REQUIRED WORK
Please give the listing again, word for word, with nothing left out.

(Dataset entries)
========

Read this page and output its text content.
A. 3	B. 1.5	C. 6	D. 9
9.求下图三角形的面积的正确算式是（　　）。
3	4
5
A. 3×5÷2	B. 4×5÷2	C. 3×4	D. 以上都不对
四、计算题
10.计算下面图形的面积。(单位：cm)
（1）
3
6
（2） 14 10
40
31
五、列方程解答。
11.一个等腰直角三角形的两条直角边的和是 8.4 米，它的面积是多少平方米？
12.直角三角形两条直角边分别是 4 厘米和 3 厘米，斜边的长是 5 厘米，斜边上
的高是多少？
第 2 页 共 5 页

========

SOLUTION FOR THIS EXERCISE
Read this page and output its text content.
A. 3	B. 1.5	C. 6	D. 9
9.求下图三角形的面积的正确算式是（　　）。
3	4
5
A. 3×5÷2	B. 4×5÷2	C. 3×4	D. 以上都不对
四、计算题
10.计算下面图形的面积。(单位：cm)
（1）
3
6
（2） 14 10
40
31
五、列方程解答。
11.一个等腰直角三角形的两条直角边的和是 8.4 米，它的面积是多少平方米？
12.直角三角形两条直角边分别是 4 厘米和 3 厘米，斜边的长是 5 厘米，斜边上
的高是多少？
第 2 页 共 5 页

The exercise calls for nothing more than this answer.